Task to complete: Take down each entry exactly as written.

====== Records provided

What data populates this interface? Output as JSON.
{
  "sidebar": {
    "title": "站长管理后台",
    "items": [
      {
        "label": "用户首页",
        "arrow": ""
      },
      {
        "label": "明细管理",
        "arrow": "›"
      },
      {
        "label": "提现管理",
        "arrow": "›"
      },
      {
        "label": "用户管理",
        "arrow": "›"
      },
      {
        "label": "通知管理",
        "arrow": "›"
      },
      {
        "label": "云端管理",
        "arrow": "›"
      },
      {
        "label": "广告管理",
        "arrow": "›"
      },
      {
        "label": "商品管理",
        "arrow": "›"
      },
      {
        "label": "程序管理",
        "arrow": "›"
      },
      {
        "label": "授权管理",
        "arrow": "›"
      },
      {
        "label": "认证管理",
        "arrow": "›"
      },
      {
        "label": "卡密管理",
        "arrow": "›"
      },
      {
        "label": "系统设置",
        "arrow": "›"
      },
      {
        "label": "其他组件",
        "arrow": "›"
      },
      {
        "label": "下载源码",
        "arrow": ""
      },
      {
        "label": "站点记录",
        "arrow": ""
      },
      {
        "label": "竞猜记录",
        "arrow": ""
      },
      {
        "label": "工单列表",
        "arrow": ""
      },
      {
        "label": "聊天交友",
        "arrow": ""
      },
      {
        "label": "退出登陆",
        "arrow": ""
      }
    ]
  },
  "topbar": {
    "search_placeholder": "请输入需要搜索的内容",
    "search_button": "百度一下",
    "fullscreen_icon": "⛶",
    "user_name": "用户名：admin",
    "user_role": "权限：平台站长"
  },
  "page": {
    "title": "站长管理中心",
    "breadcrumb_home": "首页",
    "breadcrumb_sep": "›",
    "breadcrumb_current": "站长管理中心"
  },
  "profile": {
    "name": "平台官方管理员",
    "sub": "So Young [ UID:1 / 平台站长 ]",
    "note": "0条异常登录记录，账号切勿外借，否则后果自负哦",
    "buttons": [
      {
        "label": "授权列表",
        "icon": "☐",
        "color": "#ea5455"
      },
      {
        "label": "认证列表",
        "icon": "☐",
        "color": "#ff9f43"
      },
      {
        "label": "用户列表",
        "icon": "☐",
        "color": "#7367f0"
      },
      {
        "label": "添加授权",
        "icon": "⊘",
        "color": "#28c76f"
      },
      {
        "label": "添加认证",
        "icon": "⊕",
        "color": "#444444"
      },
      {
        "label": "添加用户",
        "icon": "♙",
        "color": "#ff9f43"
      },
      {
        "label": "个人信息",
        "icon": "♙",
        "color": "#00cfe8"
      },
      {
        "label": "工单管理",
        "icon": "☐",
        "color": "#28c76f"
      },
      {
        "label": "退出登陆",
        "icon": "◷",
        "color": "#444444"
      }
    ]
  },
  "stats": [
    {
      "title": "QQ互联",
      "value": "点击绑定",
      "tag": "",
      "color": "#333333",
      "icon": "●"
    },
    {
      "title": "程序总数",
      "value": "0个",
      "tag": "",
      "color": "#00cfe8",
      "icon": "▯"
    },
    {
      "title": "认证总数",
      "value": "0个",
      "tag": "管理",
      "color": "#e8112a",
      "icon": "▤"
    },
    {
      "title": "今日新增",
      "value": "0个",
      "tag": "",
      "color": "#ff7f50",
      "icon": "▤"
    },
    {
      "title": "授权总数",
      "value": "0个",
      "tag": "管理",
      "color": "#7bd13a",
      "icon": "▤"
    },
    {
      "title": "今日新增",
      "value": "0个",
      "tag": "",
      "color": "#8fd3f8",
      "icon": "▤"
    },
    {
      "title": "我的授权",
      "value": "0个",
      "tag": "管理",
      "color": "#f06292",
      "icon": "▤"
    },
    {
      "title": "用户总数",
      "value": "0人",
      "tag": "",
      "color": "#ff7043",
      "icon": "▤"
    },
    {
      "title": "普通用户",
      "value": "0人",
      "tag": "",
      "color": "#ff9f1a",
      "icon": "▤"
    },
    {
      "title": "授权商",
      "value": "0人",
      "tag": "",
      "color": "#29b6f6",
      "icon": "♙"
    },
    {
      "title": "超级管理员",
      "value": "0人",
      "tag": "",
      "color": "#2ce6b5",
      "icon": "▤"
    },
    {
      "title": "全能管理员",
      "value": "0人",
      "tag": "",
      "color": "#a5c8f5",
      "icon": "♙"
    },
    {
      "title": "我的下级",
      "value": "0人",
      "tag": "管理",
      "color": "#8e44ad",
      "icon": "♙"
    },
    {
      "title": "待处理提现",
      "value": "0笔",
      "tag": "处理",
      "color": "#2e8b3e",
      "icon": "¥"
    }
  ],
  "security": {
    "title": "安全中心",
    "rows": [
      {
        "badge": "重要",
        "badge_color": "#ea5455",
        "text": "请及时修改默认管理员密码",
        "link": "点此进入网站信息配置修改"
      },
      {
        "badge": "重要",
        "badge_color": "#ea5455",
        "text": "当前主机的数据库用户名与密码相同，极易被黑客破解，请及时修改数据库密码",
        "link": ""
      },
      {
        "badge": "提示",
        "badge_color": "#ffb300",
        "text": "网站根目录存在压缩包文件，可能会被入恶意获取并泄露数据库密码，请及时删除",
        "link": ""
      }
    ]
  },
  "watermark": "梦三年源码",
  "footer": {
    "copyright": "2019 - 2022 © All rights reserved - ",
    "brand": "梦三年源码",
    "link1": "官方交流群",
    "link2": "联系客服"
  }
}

============

Full output:
What data populates this interface? Output as JSON.
{
  "sidebar": {
    "title": "站长管理后台",
    "items": [
      {
        "label": "用户首页",
        "arrow": ""
      },
      {
        "label": "明细管理",
        "arrow": "›"
      },
      {
        "label": "提现管理",
        "arrow": "›"
      },
      {
        "label": "用户管理",
        "arrow": "›"
      },
      {
        "label": "通知管理",
        "arrow": "›"
      },
      {
        "label": "云端管理",
        "arrow": "›"
      },
      {
        "label": "广告管理",
        "arrow": "›"
      },
      {
        "label": "商品管理",
        "arrow": "›"
      },
      {
        "label": "程序管理",
        "arrow": "›"
      },
      {
        "label": "授权管理",
        "arrow": "›"
      },
      {
        "label": "认证管理",
        "arrow": "›"
      },
      {
        "label": "卡密管理",
        "arrow": "›"
      },
      {
        "label": "系统设置",
        "arrow": "›"
      },
      {
        "label": "其他组件",
        "arrow": "›"
      },
      {
        "label": "下载源码",
        "arrow": ""
      },
      {
        "label": "站点记录",
        "arrow": ""
      },
      {
        "label": "竞猜记录",
        "arrow": ""
      },
      {
        "label": "工单列表",
        "arrow": ""
      },
      {
        "label": "聊天交友",
        "arrow": ""
      },
      {
        "label": "退出登陆",
        "arrow": ""
      }
    ]
  },
  "topbar": {
    "search_placeholder": "请输入需要搜索的内容",
    "search_button": "百度一下",
    "fullscreen_icon": "⛶",
    "user_name": "用户名：admin",
    "user_role": "权限：平台站长"
  },
  "page": {
    "title": "站长管理中心",
    "breadcrumb_home": "首页",
    "breadcrumb_sep": "›",
    "breadcrumb_current": "站长管理中心"
  },
  "profile": {
    "name": "平台官方管理员",
    "sub": "So Young [ UID:1 / 平台站长 ]",
    "note": "0条异常登录记录，账号切勿外借，否则后果自负哦",
    "buttons": [
      {
        "label": "授权列表",
        "icon": "☐",
        "color": "#ea5455"
      },
      {
        "label": "认证列表",
        "icon": "☐",
        "color": "#ff9f43"
      },
      {
        "label": "用户列表",
        "icon": "☐",
        "color": "#7367f0"
      },
      {
        "label": "添加授权",
        "icon": "⊘",
        "color": "#28c76f"
      },
      {
        "label": "添加认证",
        "icon": "⊕",
        "color": "#444444"
      },
      {
        "label": "添加用户",
        "icon": "♙",
        "color": "#ff9f43"
      },
      {
        "label": "个人信息",
        "icon": "♙",
        "color": "#00cfe8"
      },
      {
        "label": "工单管理",
        "icon": "☐",
        "color": "#28c76f"
      },
      {
        "label": "退出登陆",
        "icon": "◷",
        "color": "#444444"
      }
    ]
  },
  "stats": [
    {
      "title": "QQ互联",
      "value": "点击绑定",
      "tag": "",
      "color": "#333333",
      "icon": "●"
    },
    {
      "title": "程序总数",
      "value": "0个",
      "tag": "",
      "color": "#00cfe8",
      "icon": "▯"
    },
    {
      "title": "认证总数",
      "value": "0个",
      "tag": "管理",
      "color": "#e8112a",
      "icon": "▤"
    },
    {
      "title": "今日新增",
      "value": "0个",
      "tag": "",
      "color": "#ff7f50",
      "icon": "▤"
    },
    {
      "title": "授权总数",
      "value": "0个",
      "tag": "管理",
      "color": "#7bd13a",
      "icon": "▤"
    },
    {
      "title": "今日新增",
      "value": "0个",
      "tag": "",
      "color": "#8fd3f8",
      "icon": "▤"
    },
    {
      "title": "我的授权",
      "value": "0个",
      "tag": "管理",
      "color": "#f06292",
      "icon": "▤"
    },
    {
      "title": "用户总数",
      "value": "0人",
      "tag": "",
      "color": "#ff7043",
      "icon": "▤"
    },
    {
      "title": "普通用户",
      "value": "0人",
      "tag": "",
      "color": "#ff9f1a",
      "icon": "▤"
    },
    {
      "title": "授权商",
      "value": "0人",
      "tag": "",
      "color": "#29b6f6",
      "icon": "♙"
    },
    {
      "title": "超级管理员",
      "value": "0人",
      "tag": "",
      "color": "#2ce6b5",
      "icon": "▤"
    },
    {
      "title": "全能管理员",
      "value": "0人",
      "tag": "",
      "color": "#a5c8f5",
      "icon": "♙"
    },
    {
      "title": "我的下级",
      "value": "0人",
      "tag": "管理",
      "color": "#8e44ad",
      "icon": "♙"
    },
    {
      "title": "待处理提现",
      "value": "0笔",
      "tag": "处理",
      "color": "#2e8b3e",
      "icon": "¥"
    }
  ],
  "security": {
    "title": "安全中心",
    "rows": [
      {
        "badge": "重要",
        "badge_color": "#ea5455",
        "text": "请及时修改默认管理员密码",
        "link": "点此进入网站信息配置修改"
      },
      {
        "badge": "重要",
        "badge_color": "#ea5455",
        "text": "当前主机的数据库用户名与密码相同，极易被黑客破解，请及时修改数据库密码",
        "link": ""
      },
      {
        "badge": "提示",
        "badge_color": "#ffb300",
        "text": "网站根目录存在压缩包文件，可能会被入恶意获取并泄露数据库密码，请及时删除",
        "link": ""
      }
    ]
  },
  "watermark": "梦三年源码",
  "footer": {
    "copyright": "2019 - 2022 © All rights reserved - ",
    "brand": "梦三年源码",
    "link1": "官方交流群",
    "link2": "联系客服"
  }
}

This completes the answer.